• [Source data]:
====

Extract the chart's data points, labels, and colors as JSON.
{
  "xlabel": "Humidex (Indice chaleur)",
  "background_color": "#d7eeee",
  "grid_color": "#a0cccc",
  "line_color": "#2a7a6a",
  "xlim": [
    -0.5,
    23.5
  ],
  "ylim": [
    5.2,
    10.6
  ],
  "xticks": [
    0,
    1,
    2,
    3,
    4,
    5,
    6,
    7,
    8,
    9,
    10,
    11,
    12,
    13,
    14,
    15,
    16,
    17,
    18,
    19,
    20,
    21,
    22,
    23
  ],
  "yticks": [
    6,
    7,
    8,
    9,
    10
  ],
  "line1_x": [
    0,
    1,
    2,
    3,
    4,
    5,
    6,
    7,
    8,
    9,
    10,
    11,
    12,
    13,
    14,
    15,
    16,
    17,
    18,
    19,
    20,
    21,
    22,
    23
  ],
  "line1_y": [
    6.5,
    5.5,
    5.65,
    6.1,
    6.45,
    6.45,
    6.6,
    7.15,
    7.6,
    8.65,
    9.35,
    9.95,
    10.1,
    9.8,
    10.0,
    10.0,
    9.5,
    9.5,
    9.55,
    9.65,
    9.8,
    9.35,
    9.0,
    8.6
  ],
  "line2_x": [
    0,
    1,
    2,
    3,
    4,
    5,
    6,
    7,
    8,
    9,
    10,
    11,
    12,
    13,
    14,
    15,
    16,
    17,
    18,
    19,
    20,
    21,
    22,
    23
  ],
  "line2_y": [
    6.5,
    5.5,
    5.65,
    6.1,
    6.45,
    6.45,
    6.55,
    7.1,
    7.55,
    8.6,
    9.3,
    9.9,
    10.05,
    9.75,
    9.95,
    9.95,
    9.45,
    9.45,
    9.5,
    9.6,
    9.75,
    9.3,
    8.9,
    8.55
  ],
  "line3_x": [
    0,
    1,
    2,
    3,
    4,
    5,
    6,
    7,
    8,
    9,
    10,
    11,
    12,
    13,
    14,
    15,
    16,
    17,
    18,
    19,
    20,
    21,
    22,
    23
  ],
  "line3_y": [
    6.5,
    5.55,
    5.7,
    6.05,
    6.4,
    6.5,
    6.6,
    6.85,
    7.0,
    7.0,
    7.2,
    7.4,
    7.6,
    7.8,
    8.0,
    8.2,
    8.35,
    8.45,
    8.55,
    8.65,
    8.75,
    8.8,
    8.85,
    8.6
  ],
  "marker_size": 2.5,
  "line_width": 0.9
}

====

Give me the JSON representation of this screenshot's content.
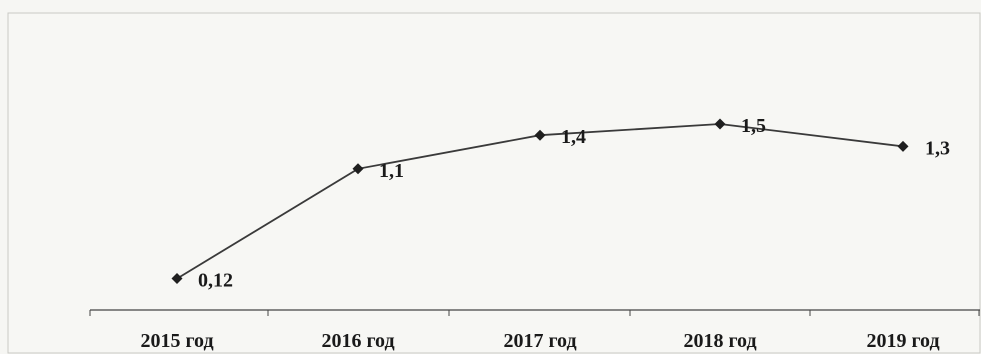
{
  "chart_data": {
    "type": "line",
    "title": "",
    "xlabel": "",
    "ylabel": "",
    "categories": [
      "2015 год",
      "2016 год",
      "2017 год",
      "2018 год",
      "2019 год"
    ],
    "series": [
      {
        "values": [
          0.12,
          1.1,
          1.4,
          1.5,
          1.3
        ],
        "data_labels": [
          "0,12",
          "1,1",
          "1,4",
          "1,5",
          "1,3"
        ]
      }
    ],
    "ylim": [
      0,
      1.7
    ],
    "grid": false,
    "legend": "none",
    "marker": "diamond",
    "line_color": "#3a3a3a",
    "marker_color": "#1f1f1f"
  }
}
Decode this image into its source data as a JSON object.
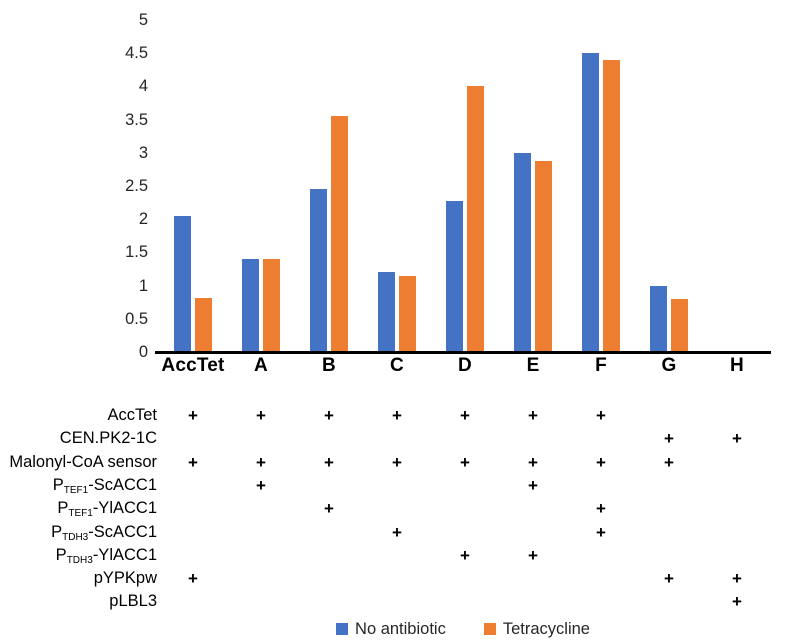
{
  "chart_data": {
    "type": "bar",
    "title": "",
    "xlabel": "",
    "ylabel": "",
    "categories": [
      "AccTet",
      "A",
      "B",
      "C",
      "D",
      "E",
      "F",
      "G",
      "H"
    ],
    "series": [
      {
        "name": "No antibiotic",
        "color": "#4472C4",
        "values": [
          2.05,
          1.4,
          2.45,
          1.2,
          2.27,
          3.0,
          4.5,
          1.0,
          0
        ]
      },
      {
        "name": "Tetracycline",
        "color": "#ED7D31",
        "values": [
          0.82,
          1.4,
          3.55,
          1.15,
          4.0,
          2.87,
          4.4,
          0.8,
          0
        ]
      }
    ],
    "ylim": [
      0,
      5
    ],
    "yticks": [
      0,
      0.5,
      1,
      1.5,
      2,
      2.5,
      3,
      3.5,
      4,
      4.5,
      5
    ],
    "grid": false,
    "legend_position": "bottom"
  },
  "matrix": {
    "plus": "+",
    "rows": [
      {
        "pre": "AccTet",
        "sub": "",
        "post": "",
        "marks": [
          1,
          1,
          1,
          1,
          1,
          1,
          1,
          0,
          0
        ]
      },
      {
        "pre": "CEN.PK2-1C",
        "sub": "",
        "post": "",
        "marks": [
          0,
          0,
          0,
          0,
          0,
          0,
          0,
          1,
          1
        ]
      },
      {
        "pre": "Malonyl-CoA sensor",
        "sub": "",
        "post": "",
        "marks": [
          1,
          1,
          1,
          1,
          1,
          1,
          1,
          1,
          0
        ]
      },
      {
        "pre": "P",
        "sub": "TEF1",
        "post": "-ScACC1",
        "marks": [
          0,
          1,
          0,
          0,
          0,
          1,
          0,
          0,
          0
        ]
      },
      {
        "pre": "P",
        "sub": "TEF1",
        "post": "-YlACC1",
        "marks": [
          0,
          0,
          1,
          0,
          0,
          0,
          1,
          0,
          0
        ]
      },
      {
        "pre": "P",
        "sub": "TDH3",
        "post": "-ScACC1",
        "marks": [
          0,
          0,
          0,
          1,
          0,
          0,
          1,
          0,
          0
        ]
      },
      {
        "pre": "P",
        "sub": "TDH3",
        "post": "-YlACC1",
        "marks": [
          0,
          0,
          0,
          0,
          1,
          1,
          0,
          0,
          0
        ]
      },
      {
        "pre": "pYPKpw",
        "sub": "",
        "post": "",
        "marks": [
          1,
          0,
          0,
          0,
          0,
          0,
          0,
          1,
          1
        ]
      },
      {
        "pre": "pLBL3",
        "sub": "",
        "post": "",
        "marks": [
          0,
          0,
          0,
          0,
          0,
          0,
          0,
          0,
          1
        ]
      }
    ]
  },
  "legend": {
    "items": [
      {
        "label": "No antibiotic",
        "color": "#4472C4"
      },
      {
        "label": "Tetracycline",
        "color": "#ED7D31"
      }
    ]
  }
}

====

• [Required work]: Copy out each line of the material that holds the word "antibiotic".

• [Completed task]:
        "name": "No antibiotic",
        "label": "No antibiotic",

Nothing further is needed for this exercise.